### DATASET EXCERPTS ###

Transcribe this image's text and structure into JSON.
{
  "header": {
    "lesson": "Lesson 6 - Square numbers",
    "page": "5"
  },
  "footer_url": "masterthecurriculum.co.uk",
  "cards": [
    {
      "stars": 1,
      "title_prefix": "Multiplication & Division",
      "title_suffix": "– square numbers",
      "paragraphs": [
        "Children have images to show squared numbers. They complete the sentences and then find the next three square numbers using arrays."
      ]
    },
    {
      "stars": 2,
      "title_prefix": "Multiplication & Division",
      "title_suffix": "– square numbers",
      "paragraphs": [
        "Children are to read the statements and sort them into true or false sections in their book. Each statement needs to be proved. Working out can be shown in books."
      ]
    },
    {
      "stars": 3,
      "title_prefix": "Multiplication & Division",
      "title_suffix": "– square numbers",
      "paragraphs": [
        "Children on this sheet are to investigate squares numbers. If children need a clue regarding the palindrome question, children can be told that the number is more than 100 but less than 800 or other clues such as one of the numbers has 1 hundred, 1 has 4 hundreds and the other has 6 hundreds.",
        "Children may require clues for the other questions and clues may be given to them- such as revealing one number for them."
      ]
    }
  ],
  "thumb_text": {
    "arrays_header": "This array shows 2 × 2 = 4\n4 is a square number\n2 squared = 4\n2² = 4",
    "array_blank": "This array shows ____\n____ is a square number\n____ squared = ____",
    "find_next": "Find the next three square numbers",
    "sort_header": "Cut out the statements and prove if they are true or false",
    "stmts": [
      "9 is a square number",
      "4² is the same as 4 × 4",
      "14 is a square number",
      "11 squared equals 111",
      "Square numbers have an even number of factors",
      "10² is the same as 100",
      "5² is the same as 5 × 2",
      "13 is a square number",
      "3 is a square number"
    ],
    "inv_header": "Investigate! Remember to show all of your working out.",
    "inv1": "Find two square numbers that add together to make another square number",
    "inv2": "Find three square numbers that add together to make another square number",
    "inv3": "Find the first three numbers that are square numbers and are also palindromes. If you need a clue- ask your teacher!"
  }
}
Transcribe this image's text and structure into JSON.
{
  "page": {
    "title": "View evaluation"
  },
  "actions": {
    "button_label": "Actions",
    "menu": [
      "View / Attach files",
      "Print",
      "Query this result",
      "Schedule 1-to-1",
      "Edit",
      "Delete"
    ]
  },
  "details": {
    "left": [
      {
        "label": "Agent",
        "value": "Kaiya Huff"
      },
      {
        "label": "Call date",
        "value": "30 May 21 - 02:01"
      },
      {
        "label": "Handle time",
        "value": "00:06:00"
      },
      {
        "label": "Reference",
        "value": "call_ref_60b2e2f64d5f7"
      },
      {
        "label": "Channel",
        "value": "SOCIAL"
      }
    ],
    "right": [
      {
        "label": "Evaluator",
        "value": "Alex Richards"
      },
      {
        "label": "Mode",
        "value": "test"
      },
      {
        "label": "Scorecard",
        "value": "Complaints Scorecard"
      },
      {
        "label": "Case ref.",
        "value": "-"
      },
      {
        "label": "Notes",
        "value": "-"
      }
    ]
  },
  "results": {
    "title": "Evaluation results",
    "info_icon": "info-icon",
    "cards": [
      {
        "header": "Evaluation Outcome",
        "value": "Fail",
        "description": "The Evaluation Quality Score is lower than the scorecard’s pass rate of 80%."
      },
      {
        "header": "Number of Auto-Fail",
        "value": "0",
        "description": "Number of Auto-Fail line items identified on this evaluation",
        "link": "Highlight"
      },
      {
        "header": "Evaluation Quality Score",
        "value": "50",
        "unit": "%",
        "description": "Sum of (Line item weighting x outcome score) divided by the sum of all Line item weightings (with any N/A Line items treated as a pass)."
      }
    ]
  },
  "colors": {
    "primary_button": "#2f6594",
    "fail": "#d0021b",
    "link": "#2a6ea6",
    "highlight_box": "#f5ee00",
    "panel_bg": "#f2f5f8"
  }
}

###

EXERCISE BRIEF
Without changing a word, restate the whole listing.

WRITTEN SOLUTION
Transcribe this image's text and structure into JSON.
{
  "header": {
    "lesson": "Lesson 6 - Square numbers",
    "page": "5"
  },
  "footer_url": "masterthecurriculum.co.uk",
  "cards": [
    {
      "stars": 1,
      "title_prefix": "Multiplication & Division",
      "title_suffix": "– square numbers",
      "paragraphs": [
        "Children have images to show squared numbers. They complete the sentences and then find the next three square numbers using arrays."
      ]
    },
    {
      "stars": 2,
      "title_prefix": "Multiplication & Division",
      "title_suffix": "– square numbers",
      "paragraphs": [
        "Children are to read the statements and sort them into true or false sections in their book. Each statement needs to be proved. Working out can be shown in books."
      ]
    },
    {
      "stars": 3,
      "title_prefix": "Multiplication & Division",
      "title_suffix": "– square numbers",
      "paragraphs": [
        "Children on this sheet are to investigate squares numbers. If children need a clue regarding the palindrome question, children can be told that the number is more than 100 but less than 800 or other clues such as one of the numbers has 1 hundred, 1 has 4 hundreds and the other has 6 hundreds.",
        "Children may require clues for the other questions and clues may be given to them- such as revealing one number for them."
      ]
    }
  ],
  "thumb_text": {
    "arrays_header": "This array shows 2 × 2 = 4\n4 is a square number\n2 squared = 4\n2² = 4",
    "array_blank": "This array shows ____\n____ is a square number\n____ squared = ____",
    "find_next": "Find the next three square numbers",
    "sort_header": "Cut out the statements and prove if they are true or false",
    "stmts": [
      "9 is a square number",
      "4² is the same as 4 × 4",
      "14 is a square number",
      "11 squared equals 111",
      "Square numbers have an even number of factors",
      "10² is the same as 100",
      "5² is the same as 5 × 2",
      "13 is a square number",
      "3 is a square number"
    ],
    "inv_header": "Investigate! Remember to show all of your working out.",
    "inv1": "Find two square numbers that add together to make another square number",
    "inv2": "Find three square numbers that add together to make another square number",
    "inv3": "Find the first three numbers that are square numbers and are also palindromes. If you need a clue- ask your teacher!"
  }
}
Transcribe this image's text and structure into JSON.
{
  "page": {
    "title": "View evaluation"
  },
  "actions": {
    "button_label": "Actions",
    "menu": [
      "View / Attach files",
      "Print",
      "Query this result",
      "Schedule 1-to-1",
      "Edit",
      "Delete"
    ]
  },
  "details": {
    "left": [
      {
        "label": "Agent",
        "value": "Kaiya Huff"
      },
      {
        "label": "Call date",
        "value": "30 May 21 - 02:01"
      },
      {
        "label": "Handle time",
        "value": "00:06:00"
      },
      {
        "label": "Reference",
        "value": "call_ref_60b2e2f64d5f7"
      },
      {
        "label": "Channel",
        "value": "SOCIAL"
      }
    ],
    "right": [
      {
        "label": "Evaluator",
        "value": "Alex Richards"
      },
      {
        "label": "Mode",
        "value": "test"
      },
      {
        "label": "Scorecard",
        "value": "Complaints Scorecard"
      },
      {
        "label": "Case ref.",
        "value": "-"
      },
      {
        "label": "Notes",
        "value": "-"
      }
    ]
  },
  "results": {
    "title": "Evaluation results",
    "info_icon": "info-icon",
    "cards": [
      {
        "header": "Evaluation Outcome",
        "value": "Fail",
        "description": "The Evaluation Quality Score is lower than the scorecard’s pass rate of 80%."
      },
      {
        "header": "Number of Auto-Fail",
        "value": "0",
        "description": "Number of Auto-Fail line items identified on this evaluation",
        "link": "Highlight"
      },
      {
        "header": "Evaluation Quality Score",
        "value": "50",
        "unit": "%",
        "description": "Sum of (Line item weighting x outcome score) divided by the sum of all Line item weightings (with any N/A Line items treated as a pass)."
      }
    ]
  },
  "colors": {
    "primary_button": "#2f6594",
    "fail": "#d0021b",
    "link": "#2a6ea6",
    "highlight_box": "#f5ee00",
    "panel_bg": "#f2f5f8"
  }
}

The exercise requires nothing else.